## Supplied data:
-- START --

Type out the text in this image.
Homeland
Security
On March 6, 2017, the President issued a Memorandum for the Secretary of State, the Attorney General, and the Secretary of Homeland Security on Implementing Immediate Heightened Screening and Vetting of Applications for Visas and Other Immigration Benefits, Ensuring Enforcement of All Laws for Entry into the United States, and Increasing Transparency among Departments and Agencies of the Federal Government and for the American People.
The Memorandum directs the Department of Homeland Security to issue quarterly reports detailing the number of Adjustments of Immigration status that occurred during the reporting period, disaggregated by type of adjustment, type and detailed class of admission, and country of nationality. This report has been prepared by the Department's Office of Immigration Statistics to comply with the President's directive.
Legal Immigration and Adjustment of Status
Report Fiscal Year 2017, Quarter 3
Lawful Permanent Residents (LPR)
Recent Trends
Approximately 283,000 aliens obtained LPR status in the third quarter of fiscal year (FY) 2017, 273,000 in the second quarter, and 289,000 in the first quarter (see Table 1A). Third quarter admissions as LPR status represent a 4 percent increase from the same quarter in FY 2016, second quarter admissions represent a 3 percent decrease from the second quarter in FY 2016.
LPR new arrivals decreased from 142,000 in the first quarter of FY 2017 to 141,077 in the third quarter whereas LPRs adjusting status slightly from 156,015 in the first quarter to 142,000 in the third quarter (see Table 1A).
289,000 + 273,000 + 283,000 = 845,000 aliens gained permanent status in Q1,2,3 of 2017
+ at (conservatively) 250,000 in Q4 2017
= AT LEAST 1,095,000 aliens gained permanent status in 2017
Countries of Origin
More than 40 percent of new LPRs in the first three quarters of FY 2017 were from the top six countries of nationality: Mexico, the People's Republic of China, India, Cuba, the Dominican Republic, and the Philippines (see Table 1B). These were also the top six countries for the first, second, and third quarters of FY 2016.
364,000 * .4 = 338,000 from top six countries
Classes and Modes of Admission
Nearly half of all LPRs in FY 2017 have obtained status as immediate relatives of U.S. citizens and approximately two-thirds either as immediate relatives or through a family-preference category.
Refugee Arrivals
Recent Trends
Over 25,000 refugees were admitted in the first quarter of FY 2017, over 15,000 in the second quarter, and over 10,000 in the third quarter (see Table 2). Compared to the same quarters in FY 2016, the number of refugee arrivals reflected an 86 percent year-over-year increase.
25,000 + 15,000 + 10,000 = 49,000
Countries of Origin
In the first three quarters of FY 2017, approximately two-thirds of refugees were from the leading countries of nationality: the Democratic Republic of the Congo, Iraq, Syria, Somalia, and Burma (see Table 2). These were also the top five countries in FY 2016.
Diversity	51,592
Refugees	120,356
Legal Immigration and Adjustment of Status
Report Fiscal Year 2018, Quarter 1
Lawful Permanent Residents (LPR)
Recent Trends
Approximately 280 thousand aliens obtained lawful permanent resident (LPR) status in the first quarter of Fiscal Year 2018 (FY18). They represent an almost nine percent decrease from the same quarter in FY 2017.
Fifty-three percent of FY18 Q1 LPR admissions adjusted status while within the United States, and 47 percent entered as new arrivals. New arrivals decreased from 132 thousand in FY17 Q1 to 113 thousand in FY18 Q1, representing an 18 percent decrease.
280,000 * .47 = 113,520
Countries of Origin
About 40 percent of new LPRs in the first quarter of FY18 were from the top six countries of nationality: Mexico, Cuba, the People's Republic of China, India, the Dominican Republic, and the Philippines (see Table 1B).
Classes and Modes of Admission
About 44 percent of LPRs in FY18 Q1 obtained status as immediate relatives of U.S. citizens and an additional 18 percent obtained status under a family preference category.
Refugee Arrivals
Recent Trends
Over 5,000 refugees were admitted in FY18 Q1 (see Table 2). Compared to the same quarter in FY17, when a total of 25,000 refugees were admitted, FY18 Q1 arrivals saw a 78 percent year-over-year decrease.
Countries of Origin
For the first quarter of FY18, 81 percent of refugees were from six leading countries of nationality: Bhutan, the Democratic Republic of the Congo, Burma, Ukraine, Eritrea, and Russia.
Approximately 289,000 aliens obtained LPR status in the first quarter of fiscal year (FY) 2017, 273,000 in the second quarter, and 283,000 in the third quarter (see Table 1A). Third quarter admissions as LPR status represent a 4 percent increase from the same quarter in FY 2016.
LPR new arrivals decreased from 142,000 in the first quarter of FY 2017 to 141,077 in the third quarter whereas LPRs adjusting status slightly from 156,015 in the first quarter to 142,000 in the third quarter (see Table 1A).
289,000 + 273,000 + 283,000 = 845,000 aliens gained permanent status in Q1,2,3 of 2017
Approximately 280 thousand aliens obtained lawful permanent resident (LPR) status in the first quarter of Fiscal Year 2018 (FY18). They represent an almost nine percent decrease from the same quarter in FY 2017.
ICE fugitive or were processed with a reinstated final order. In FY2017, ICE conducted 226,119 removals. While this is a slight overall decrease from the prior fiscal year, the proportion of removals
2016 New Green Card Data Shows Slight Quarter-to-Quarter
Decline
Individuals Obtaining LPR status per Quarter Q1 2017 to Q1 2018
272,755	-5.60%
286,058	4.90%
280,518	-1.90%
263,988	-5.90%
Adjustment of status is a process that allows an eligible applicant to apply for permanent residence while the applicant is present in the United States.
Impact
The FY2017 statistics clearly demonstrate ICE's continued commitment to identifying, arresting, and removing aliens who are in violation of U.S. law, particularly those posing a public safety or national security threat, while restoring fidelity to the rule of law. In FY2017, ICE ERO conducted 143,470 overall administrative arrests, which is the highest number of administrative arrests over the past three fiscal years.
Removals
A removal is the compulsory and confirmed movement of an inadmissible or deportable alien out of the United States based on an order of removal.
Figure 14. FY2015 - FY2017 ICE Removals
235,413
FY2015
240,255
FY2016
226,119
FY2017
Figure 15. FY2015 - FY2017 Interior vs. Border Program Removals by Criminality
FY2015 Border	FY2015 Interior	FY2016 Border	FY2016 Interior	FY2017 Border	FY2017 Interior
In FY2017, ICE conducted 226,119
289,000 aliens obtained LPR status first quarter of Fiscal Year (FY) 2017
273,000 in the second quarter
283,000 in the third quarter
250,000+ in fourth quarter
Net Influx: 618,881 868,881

-- END --

## Task directions:
Output each record exactly, leaving nothing out.

## Worked answer:
Type out the text in this image.
Homeland
Security
On March 6, 2017, the President issued a Memorandum for the Secretary of State, the Attorney General, and the Secretary of Homeland Security on Implementing Immediate Heightened Screening and Vetting of Applications for Visas and Other Immigration Benefits, Ensuring Enforcement of All Laws for Entry into the United States, and Increasing Transparency among Departments and Agencies of the Federal Government and for the American People.
The Memorandum directs the Department of Homeland Security to issue quarterly reports detailing the number of Adjustments of Immigration status that occurred during the reporting period, disaggregated by type of adjustment, type and detailed class of admission, and country of nationality. This report has been prepared by the Department's Office of Immigration Statistics to comply with the President's directive.
Legal Immigration and Adjustment of Status
Report Fiscal Year 2017, Quarter 3
Lawful Permanent Residents (LPR)
Recent Trends
Approximately 283,000 aliens obtained LPR status in the third quarter of fiscal year (FY) 2017, 273,000 in the second quarter, and 289,000 in the first quarter (see Table 1A). Third quarter admissions as LPR status represent a 4 percent increase from the same quarter in FY 2016, second quarter admissions represent a 3 percent decrease from the second quarter in FY 2016.
LPR new arrivals decreased from 142,000 in the first quarter of FY 2017 to 141,077 in the third quarter whereas LPRs adjusting status slightly from 156,015 in the first quarter to 142,000 in the third quarter (see Table 1A).
289,000 + 273,000 + 283,000 = 845,000 aliens gained permanent status in Q1,2,3 of 2017
+ at (conservatively) 250,000 in Q4 2017
= AT LEAST 1,095,000 aliens gained permanent status in 2017
Countries of Origin
More than 40 percent of new LPRs in the first three quarters of FY 2017 were from the top six countries of nationality: Mexico, the People's Republic of China, India, Cuba, the Dominican Republic, and the Philippines (see Table 1B). These were also the top six countries for the first, second, and third quarters of FY 2016.
364,000 * .4 = 338,000 from top six countries
Classes and Modes of Admission
Nearly half of all LPRs in FY 2017 have obtained status as immediate relatives of U.S. citizens and approximately two-thirds either as immediate relatives or through a family-preference category.
Refugee Arrivals
Recent Trends
Over 25,000 refugees were admitted in the first quarter of FY 2017, over 15,000 in the second quarter, and over 10,000 in the third quarter (see Table 2). Compared to the same quarters in FY 2016, the number of refugee arrivals reflected an 86 percent year-over-year increase.
25,000 + 15,000 + 10,000 = 49,000
Countries of Origin
In the first three quarters of FY 2017, approximately two-thirds of refugees were from the leading countries of nationality: the Democratic Republic of the Congo, Iraq, Syria, Somalia, and Burma (see Table 2). These were also the top five countries in FY 2016.
Diversity	51,592
Refugees	120,356
Legal Immigration and Adjustment of Status
Report Fiscal Year 2018, Quarter 1
Lawful Permanent Residents (LPR)
Recent Trends
Approximately 280 thousand aliens obtained lawful permanent resident (LPR) status in the first quarter of Fiscal Year 2018 (FY18). They represent an almost nine percent decrease from the same quarter in FY 2017.
Fifty-three percent of FY18 Q1 LPR admissions adjusted status while within the United States, and 47 percent entered as new arrivals. New arrivals decreased from 132 thousand in FY17 Q1 to 113 thousand in FY18 Q1, representing an 18 percent decrease.
280,000 * .47 = 113,520
Countries of Origin
About 40 percent of new LPRs in the first quarter of FY18 were from the top six countries of nationality: Mexico, Cuba, the People's Republic of China, India, the Dominican Republic, and the Philippines (see Table 1B).
Classes and Modes of Admission
About 44 percent of LPRs in FY18 Q1 obtained status as immediate relatives of U.S. citizens and an additional 18 percent obtained status under a family preference category.
Refugee Arrivals
Recent Trends
Over 5,000 refugees were admitted in FY18 Q1 (see Table 2). Compared to the same quarter in FY17, when a total of 25,000 refugees were admitted, FY18 Q1 arrivals saw a 78 percent year-over-year decrease.
Countries of Origin
For the first quarter of FY18, 81 percent of refugees were from six leading countries of nationality: Bhutan, the Democratic Republic of the Congo, Burma, Ukraine, Eritrea, and Russia.
Approximately 289,000 aliens obtained LPR status in the first quarter of fiscal year (FY) 2017, 273,000 in the second quarter, and 283,000 in the third quarter (see Table 1A). Third quarter admissions as LPR status represent a 4 percent increase from the same quarter in FY 2016.
LPR new arrivals decreased from 142,000 in the first quarter of FY 2017 to 141,077 in the third quarter whereas LPRs adjusting status slightly from 156,015 in the first quarter to 142,000 in the third quarter (see Table 1A).
289,000 + 273,000 + 283,000 = 845,000 aliens gained permanent status in Q1,2,3 of 2017
Approximately 280 thousand aliens obtained lawful permanent resident (LPR) status in the first quarter of Fiscal Year 2018 (FY18). They represent an almost nine percent decrease from the same quarter in FY 2017.
ICE fugitive or were processed with a reinstated final order. In FY2017, ICE conducted 226,119 removals. While this is a slight overall decrease from the prior fiscal year, the proportion of removals
2016 New Green Card Data Shows Slight Quarter-to-Quarter
Decline
Individuals Obtaining LPR status per Quarter Q1 2017 to Q1 2018
272,755	-5.60%
286,058	4.90%
280,518	-1.90%
263,988	-5.90%
Adjustment of status is a process that allows an eligible applicant to apply for permanent residence while the applicant is present in the United States.
Impact
The FY2017 statistics clearly demonstrate ICE's continued commitment to identifying, arresting, and removing aliens who are in violation of U.S. law, particularly those posing a public safety or national security threat, while restoring fidelity to the rule of law. In FY2017, ICE ERO conducted 143,470 overall administrative arrests, which is the highest number of administrative arrests over the past three fiscal years.
Removals
A removal is the compulsory and confirmed movement of an inadmissible or deportable alien out of the United States based on an order of removal.
Figure 14. FY2015 - FY2017 ICE Removals
235,413
FY2015
240,255
FY2016
226,119
FY2017
Figure 15. FY2015 - FY2017 Interior vs. Border Program Removals by Criminality
FY2015 Border	FY2015 Interior	FY2016 Border	FY2016 Interior	FY2017 Border	FY2017 Interior
In FY2017, ICE conducted 226,119
289,000 aliens obtained LPR status first quarter of Fiscal Year (FY) 2017
273,000 in the second quarter
283,000 in the third quarter
250,000+ in fourth quarter
Net Influx: 618,881 868,881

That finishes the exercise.